> **PROBLEM DESCRIPTION**
Leave out every picture, then transcribe the rest of the listing exactly.

> **STORED RECORDS**
>>>

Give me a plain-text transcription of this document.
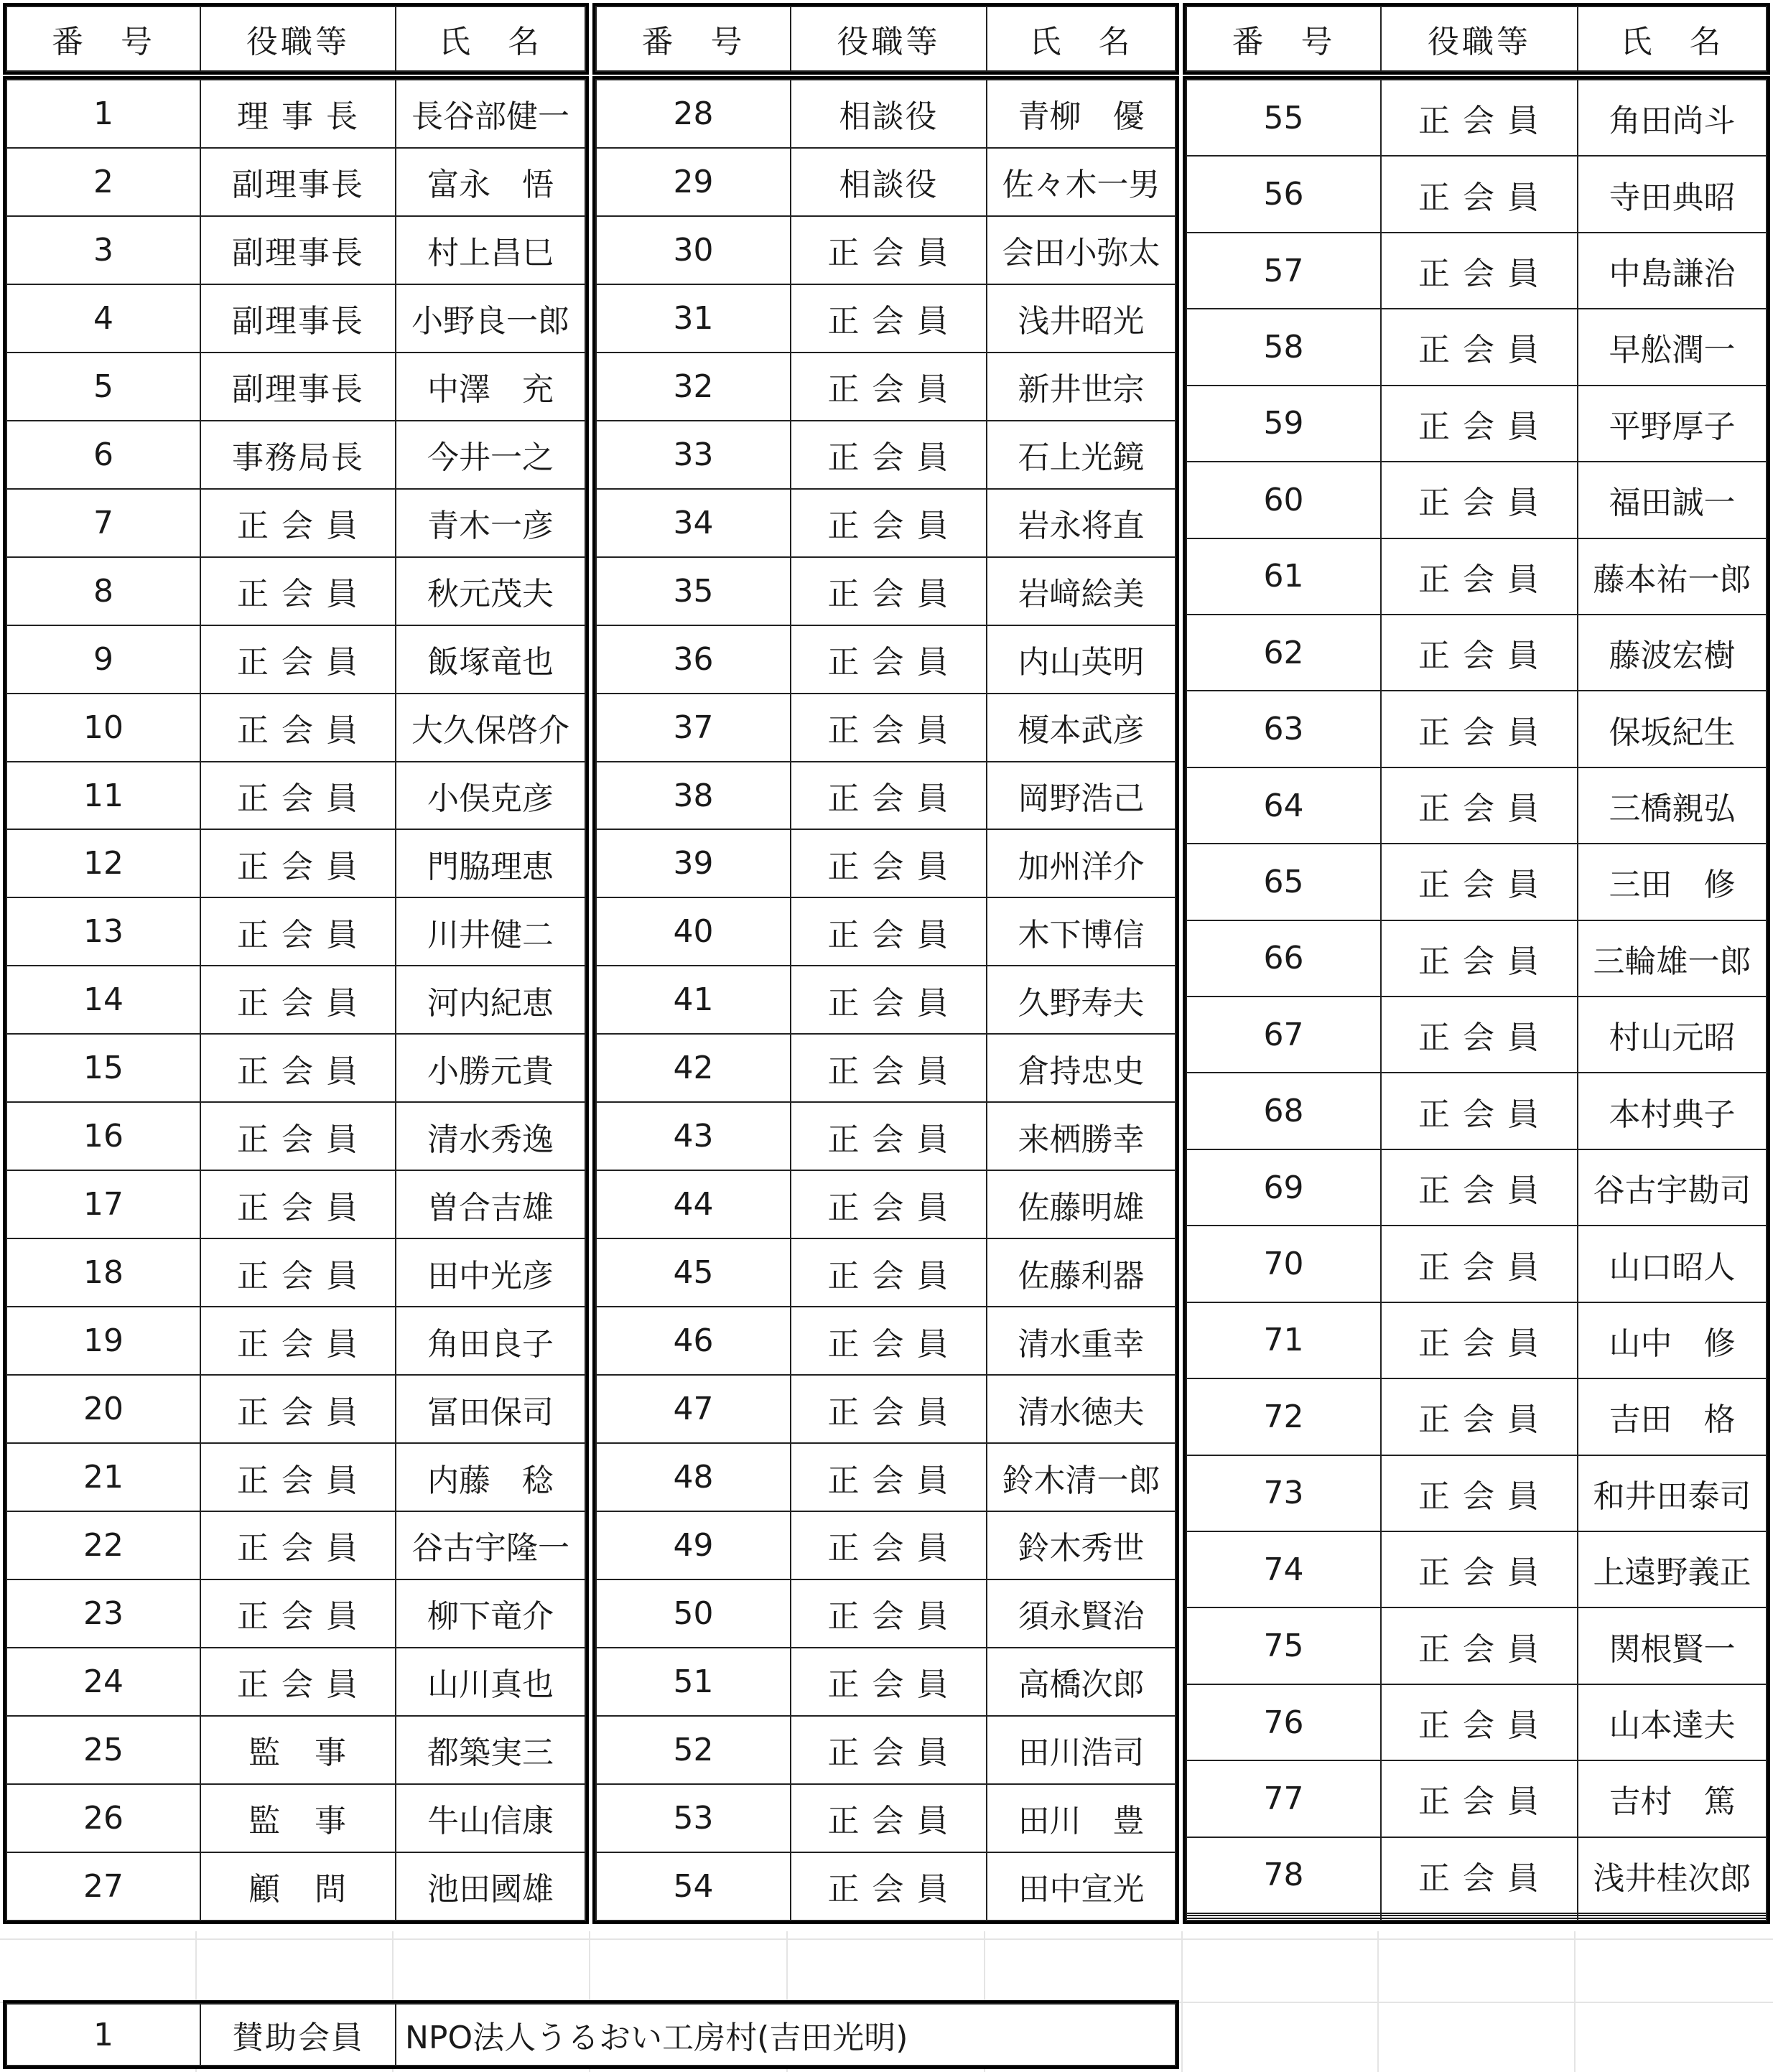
番　号	役職等	氏　名	番　号	役職等	氏　名	番　号	役職等	氏　名
1	理 事 長	長谷部健一
2	副理事長	富永　悟
3	副理事長	村上昌巳
4	副理事長	小野良一郎
5	副理事長	中澤　充
6	事務局長	今井一之
7	正 会 員	青木一彦
8	正 会 員	秋元茂夫
9	正 会 員	飯塚竜也
10	正 会 員	大久保啓介
11	正 会 員	小俣克彦
12	正 会 員	門脇理恵
13	正 会 員	川井健二
14	正 会 員	河内紀恵
15	正 会 員	小勝元貴
16	正 会 員	清水秀逸
17	正 会 員	曽合吉雄
18	正 会 員	田中光彦
19	正 会 員	角田良子
20	正 会 員	冨田保司
21	正 会 員	内藤　稔
22	正 会 員	谷古宇隆一
23	正 会 員	柳下竜介
24	正 会 員	山川真也
25	監　事	都築実三
26	監　事	牛山信康
27	顧　問	池田國雄
28	相談役	青柳　優
29	相談役	佐々木一男
30	正 会 員	会田小弥太
31	正 会 員	浅井昭光
32	正 会 員	新井世宗
33	正 会 員	石上光鏡
34	正 会 員	岩永将直
35	正 会 員	岩﨑絵美
36	正 会 員	内山英明
37	正 会 員	榎本武彦
38	正 会 員	岡野浩己
39	正 会 員	加州洋介
40	正 会 員	木下博信
41	正 会 員	久野寿夫
42	正 会 員	倉持忠史
43	正 会 員	来栖勝幸
44	正 会 員	佐藤明雄
45	正 会 員	佐藤利器
46	正 会 員	清水重幸
47	正 会 員	清水徳夫
48	正 会 員	鈴木清一郎
49	正 会 員	鈴木秀世
50	正 会 員	須永賢治
51	正 会 員	高橋次郎
52	正 会 員	田川浩司
53	正 会 員	田川　豊
54	正 会 員	田中宣光
55	正 会 員	角田尚斗
56	正 会 員	寺田典昭
57	正 会 員	中島謙治
58	正 会 員	早舩潤一
59	正 会 員	平野厚子
60	正 会 員	福田誠一
61	正 会 員	藤本祐一郎
62	正 会 員	藤波宏樹
63	正 会 員	保坂紀生
64	正 会 員	三橋親弘
65	正 会 員	三田　修
66	正 会 員	三輪雄一郎
67	正 会 員	村山元昭
68	正 会 員	本村典子
69	正 会 員	谷古宇勘司
70	正 会 員	山口昭人
71	正 会 員	山中　修
72	正 会 員	吉田　格
73	正 会 員	和井田泰司
74	正 会 員	上遠野義正
75	正 会 員	関根賢一
76	正 会 員	山本達夫
77	正 会 員	吉村　篤
78	正 会 員	浅井桂次郎

1	賛助会員	NPO法人うるおい工房村(吉田光明)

<<<

> **FINAL RESULT**
Give me a plain-text transcription of this document.
番　号	役職等	氏　名	番　号	役職等	氏　名	番　号	役職等	氏　名
1	理 事 長	長谷部健一
2	副理事長	富永　悟
3	副理事長	村上昌巳
4	副理事長	小野良一郎
5	副理事長	中澤　充
6	事務局長	今井一之
7	正 会 員	青木一彦
8	正 会 員	秋元茂夫
9	正 会 員	飯塚竜也
10	正 会 員	大久保啓介
11	正 会 員	小俣克彦
12	正 会 員	門脇理恵
13	正 会 員	川井健二
14	正 会 員	河内紀恵
15	正 会 員	小勝元貴
16	正 会 員	清水秀逸
17	正 会 員	曽合吉雄
18	正 会 員	田中光彦
19	正 会 員	角田良子
20	正 会 員	冨田保司
21	正 会 員	内藤　稔
22	正 会 員	谷古宇隆一
23	正 会 員	柳下竜介
24	正 会 員	山川真也
25	監　事	都築実三
26	監　事	牛山信康
27	顧　問	池田國雄
28	相談役	青柳　優
29	相談役	佐々木一男
30	正 会 員	会田小弥太
31	正 会 員	浅井昭光
32	正 会 員	新井世宗
33	正 会 員	石上光鏡
34	正 会 員	岩永将直
35	正 会 員	岩﨑絵美
36	正 会 員	内山英明
37	正 会 員	榎本武彦
38	正 会 員	岡野浩己
39	正 会 員	加州洋介
40	正 会 員	木下博信
41	正 会 員	久野寿夫
42	正 会 員	倉持忠史
43	正 会 員	来栖勝幸
44	正 会 員	佐藤明雄
45	正 会 員	佐藤利器
46	正 会 員	清水重幸
47	正 会 員	清水徳夫
48	正 会 員	鈴木清一郎
49	正 会 員	鈴木秀世
50	正 会 員	須永賢治
51	正 会 員	高橋次郎
52	正 会 員	田川浩司
53	正 会 員	田川　豊
54	正 会 員	田中宣光
55	正 会 員	角田尚斗
56	正 会 員	寺田典昭
57	正 会 員	中島謙治
58	正 会 員	早舩潤一
59	正 会 員	平野厚子
60	正 会 員	福田誠一
61	正 会 員	藤本祐一郎
62	正 会 員	藤波宏樹
63	正 会 員	保坂紀生
64	正 会 員	三橋親弘
65	正 会 員	三田　修
66	正 会 員	三輪雄一郎
67	正 会 員	村山元昭
68	正 会 員	本村典子
69	正 会 員	谷古宇勘司
70	正 会 員	山口昭人
71	正 会 員	山中　修
72	正 会 員	吉田　格
73	正 会 員	和井田泰司
74	正 会 員	上遠野義正
75	正 会 員	関根賢一
76	正 会 員	山本達夫
77	正 会 員	吉村　篤
78	正 会 員	浅井桂次郎

1	賛助会員	NPO法人うるおい工房村(吉田光明)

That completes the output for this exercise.